— Begin Material for this exercise —

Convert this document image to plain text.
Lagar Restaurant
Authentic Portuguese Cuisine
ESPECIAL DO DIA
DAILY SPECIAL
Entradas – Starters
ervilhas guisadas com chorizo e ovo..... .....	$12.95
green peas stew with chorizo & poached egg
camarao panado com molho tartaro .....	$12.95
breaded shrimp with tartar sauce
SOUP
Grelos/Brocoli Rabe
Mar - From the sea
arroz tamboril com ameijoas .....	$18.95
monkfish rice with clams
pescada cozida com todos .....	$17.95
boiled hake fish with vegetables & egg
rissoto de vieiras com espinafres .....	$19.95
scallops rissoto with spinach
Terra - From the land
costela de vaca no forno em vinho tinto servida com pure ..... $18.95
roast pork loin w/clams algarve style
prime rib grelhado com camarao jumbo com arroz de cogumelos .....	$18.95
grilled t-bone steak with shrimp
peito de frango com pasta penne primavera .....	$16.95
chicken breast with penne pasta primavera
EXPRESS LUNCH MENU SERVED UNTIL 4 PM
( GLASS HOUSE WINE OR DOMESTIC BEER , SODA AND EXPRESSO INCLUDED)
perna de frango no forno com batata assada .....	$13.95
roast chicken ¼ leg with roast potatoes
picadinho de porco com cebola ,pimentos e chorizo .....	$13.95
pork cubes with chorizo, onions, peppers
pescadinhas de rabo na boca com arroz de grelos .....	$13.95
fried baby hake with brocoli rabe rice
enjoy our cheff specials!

— End Material for this exercise —

Exercise directions: Copy each record from above without leaving any out.

Solution:
Convert this document image to plain text.
Lagar Restaurant
Authentic Portuguese Cuisine
ESPECIAL DO DIA
DAILY SPECIAL
Entradas – Starters
ervilhas guisadas com chorizo e ovo..... .....	$12.95
green peas stew with chorizo & poached egg
camarao panado com molho tartaro .....	$12.95
breaded shrimp with tartar sauce
SOUP
Grelos/Brocoli Rabe
Mar - From the sea
arroz tamboril com ameijoas .....	$18.95
monkfish rice with clams
pescada cozida com todos .....	$17.95
boiled hake fish with vegetables & egg
rissoto de vieiras com espinafres .....	$19.95
scallops rissoto with spinach
Terra - From the land
costela de vaca no forno em vinho tinto servida com pure ..... $18.95
roast pork loin w/clams algarve style
prime rib grelhado com camarao jumbo com arroz de cogumelos .....	$18.95
grilled t-bone steak with shrimp
peito de frango com pasta penne primavera .....	$16.95
chicken breast with penne pasta primavera
EXPRESS LUNCH MENU SERVED UNTIL 4 PM
( GLASS HOUSE WINE OR DOMESTIC BEER , SODA AND EXPRESSO INCLUDED)
perna de frango no forno com batata assada .....	$13.95
roast chicken ¼ leg with roast potatoes
picadinho de porco com cebola ,pimentos e chorizo .....	$13.95
pork cubes with chorizo, onions, peppers
pescadinhas de rabo na boca com arroz de grelos .....	$13.95
fried baby hake with brocoli rabe rice
enjoy our cheff specials!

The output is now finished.